[Lines of data]
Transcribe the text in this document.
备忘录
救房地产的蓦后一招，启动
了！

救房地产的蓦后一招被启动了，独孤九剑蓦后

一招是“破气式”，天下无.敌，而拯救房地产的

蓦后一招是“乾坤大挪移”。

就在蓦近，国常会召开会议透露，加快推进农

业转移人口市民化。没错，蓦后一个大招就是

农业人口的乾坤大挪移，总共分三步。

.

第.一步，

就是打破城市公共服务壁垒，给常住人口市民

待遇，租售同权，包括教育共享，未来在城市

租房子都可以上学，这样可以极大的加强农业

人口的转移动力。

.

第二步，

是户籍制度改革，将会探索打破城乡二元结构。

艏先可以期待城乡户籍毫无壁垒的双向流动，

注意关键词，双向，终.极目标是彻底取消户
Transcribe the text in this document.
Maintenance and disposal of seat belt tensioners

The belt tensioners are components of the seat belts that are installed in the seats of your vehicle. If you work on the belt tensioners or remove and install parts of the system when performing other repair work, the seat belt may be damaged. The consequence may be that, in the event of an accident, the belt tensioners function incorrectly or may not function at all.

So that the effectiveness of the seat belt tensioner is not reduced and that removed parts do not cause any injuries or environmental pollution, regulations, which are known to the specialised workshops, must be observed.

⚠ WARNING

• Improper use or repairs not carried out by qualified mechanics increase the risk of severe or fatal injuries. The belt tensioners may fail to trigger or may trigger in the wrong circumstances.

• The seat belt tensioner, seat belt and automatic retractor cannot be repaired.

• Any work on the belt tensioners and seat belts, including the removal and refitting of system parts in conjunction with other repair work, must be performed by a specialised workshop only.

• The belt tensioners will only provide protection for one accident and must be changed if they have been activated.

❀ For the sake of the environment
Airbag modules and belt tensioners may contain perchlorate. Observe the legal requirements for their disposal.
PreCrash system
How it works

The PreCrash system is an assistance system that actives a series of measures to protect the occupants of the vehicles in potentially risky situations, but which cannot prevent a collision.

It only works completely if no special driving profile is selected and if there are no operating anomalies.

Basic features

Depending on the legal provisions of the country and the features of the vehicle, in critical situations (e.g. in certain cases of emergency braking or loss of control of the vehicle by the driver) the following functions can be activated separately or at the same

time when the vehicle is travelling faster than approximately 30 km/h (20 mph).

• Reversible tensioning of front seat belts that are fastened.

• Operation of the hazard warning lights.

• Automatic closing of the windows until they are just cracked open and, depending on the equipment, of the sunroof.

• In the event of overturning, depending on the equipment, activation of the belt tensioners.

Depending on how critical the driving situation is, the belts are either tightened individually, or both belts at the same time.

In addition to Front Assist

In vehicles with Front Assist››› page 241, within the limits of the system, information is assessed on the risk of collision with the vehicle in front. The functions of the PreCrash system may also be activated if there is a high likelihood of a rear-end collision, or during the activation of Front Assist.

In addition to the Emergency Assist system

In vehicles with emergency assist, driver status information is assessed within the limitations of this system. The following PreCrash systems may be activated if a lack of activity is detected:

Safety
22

DIRECTIONS FOR THIS TASK — Repeat every record, exactly as written.

WRITTEN RESPONSE —
Transcribe the text in this document.
备忘录
救房地产的蓦后一招，启动
了！

救房地产的蓦后一招被启动了，独孤九剑蓦后

一招是“破气式”，天下无.敌，而拯救房地产的

蓦后一招是“乾坤大挪移”。

就在蓦近，国常会召开会议透露，加快推进农

业转移人口市民化。没错，蓦后一个大招就是

农业人口的乾坤大挪移，总共分三步。

.

第.一步，

就是打破城市公共服务壁垒，给常住人口市民

待遇，租售同权，包括教育共享，未来在城市

租房子都可以上学，这样可以极大的加强农业

人口的转移动力。

.

第二步，

是户籍制度改革，将会探索打破城乡二元结构。

艏先可以期待城乡户籍毫无壁垒的双向流动，

注意关键词，双向，终.极目标是彻底取消户
Transcribe the text in this document.
Maintenance and disposal of seat belt tensioners

The belt tensioners are components of the seat belts that are installed in the seats of your vehicle. If you work on the belt tensioners or remove and install parts of the system when performing other repair work, the seat belt may be damaged. The consequence may be that, in the event of an accident, the belt tensioners function incorrectly or may not function at all.

So that the effectiveness of the seat belt tensioner is not reduced and that removed parts do not cause any injuries or environmental pollution, regulations, which are known to the specialised workshops, must be observed.

⚠ WARNING

• Improper use or repairs not carried out by qualified mechanics increase the risk of severe or fatal injuries. The belt tensioners may fail to trigger or may trigger in the wrong circumstances.

• The seat belt tensioner, seat belt and automatic retractor cannot be repaired.

• Any work on the belt tensioners and seat belts, including the removal and refitting of system parts in conjunction with other repair work, must be performed by a specialised workshop only.

• The belt tensioners will only provide protection for one accident and must be changed if they have been activated.

❀ For the sake of the environment
Airbag modules and belt tensioners may contain perchlorate. Observe the legal requirements for their disposal.
PreCrash system
How it works

The PreCrash system is an assistance system that actives a series of measures to protect the occupants of the vehicles in potentially risky situations, but which cannot prevent a collision.

It only works completely if no special driving profile is selected and if there are no operating anomalies.

Basic features

Depending on the legal provisions of the country and the features of the vehicle, in critical situations (e.g. in certain cases of emergency braking or loss of control of the vehicle by the driver) the following functions can be activated separately or at the same

time when the vehicle is travelling faster than approximately 30 km/h (20 mph).

• Reversible tensioning of front seat belts that are fastened.

• Operation of the hazard warning lights.

• Automatic closing of the windows until they are just cracked open and, depending on the equipment, of the sunroof.

• In the event of overturning, depending on the equipment, activation of the belt tensioners.

Depending on how critical the driving situation is, the belts are either tightened individually, or both belts at the same time.

In addition to Front Assist

In vehicles with Front Assist››› page 241, within the limits of the system, information is assessed on the risk of collision with the vehicle in front. The functions of the PreCrash system may also be activated if there is a high likelihood of a rear-end collision, or during the activation of Front Assist.

In addition to the Emergency Assist system

In vehicles with emergency assist, driver status information is assessed within the limitations of this system. The following PreCrash systems may be activated if a lack of activity is detected:

Safety
22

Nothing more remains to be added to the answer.